DATA SHOWN
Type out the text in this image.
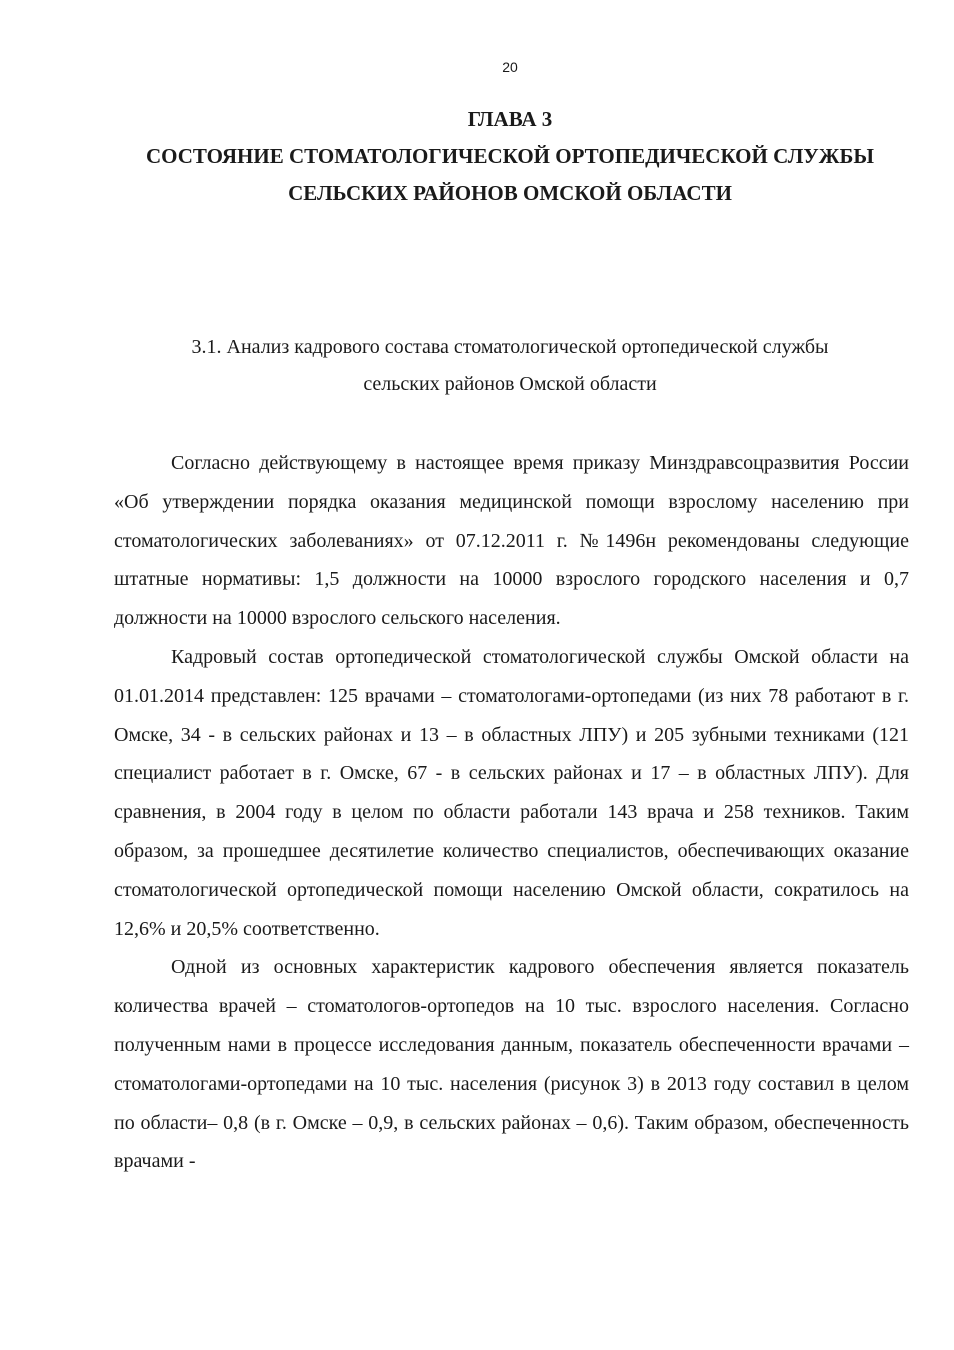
20
ГЛАВА 3
СОСТОЯНИЕ СТОМАТОЛОГИЧЕСКОЙ ОРТОПЕДИЧЕСКОЙ СЛУЖБЫ
СЕЛЬСКИХ РАЙОНОВ ОМСКОЙ ОБЛАСТИ
3.1. Анализ кадрового состава стоматологической ортопедической службы
сельских районов Омской области

Согласно действующему в настоящее время приказу Минздравсоцразвития России «Об утверждении порядка оказания медицинской помощи взрослому населению при стоматологических заболеваниях» от 07.12.2011 г. №1496н рекомендованы следующие штатные нормативы: 1,5 должности на 10000 взрослого городского населения и 0,7 должности на 10000 взрослого сельского населения.

Кадровый состав ортопедической стоматологической службы Омской области на 01.01.2014 представлен: 125 врачами – стоматологами-ортопедами (из них 78 работают в г. Омске, 34 - в сельских районах и 13 – в областных ЛПУ) и 205 зубными техниками (121 специалист работает в г. Омске, 67 - в сельских районах и 17 – в областных ЛПУ). Для сравнения, в 2004 году в целом по области работали 143 врача и 258 техников. Таким образом, за прошедшее десятилетие количество специалистов, обеспечивающих оказание стоматологической ортопедической помощи населению Омской области, сократилось на 12,6% и 20,5% соответственно.

Одной из основных характеристик кадрового обеспечения является показатель количества врачей – стоматологов-ортопедов на 10 тыс. взрослого населения. Согласно полученным нами в процессе исследования данным, показатель обеспеченности врачами – стоматологами-ортопедами на 10 тыс. населения (рисунок 3) в 2013 году составил в целом по области– 0,8 (в г. Омске – 0,9, в сельских районах – 0,6). Таким образом, обеспеченность врачами -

TASK TO COMPLETE
Identify lines with the string "населения". Copy each one.

FULL SOLUTION
Согласно действующему в настоящее время приказу Минздравсоцразвития России «Об утверждении порядка оказания медицинской помощи взрослому населению при стоматологических заболеваниях» от 07.12.2011 г. №1496н рекомендованы следующие штатные нормативы: 1,5 должности на 10000 взрослого городского населения и 0,7 должности на 10000 взрослого сельского населения.
Одной из основных характеристик кадрового обеспечения является показатель количества врачей – стоматологов-ортопедов на 10 тыс. взрослого населения. Согласно полученным нами в процессе исследования данным, показатель обеспеченности врачами – стоматологами-ортопедами на 10 тыс. населения (рисунок 3) в 2013 году составил в целом по области– 0,8 (в г. Омске – 0,9, в сельских районах – 0,6). Таким образом, обеспеченность врачами -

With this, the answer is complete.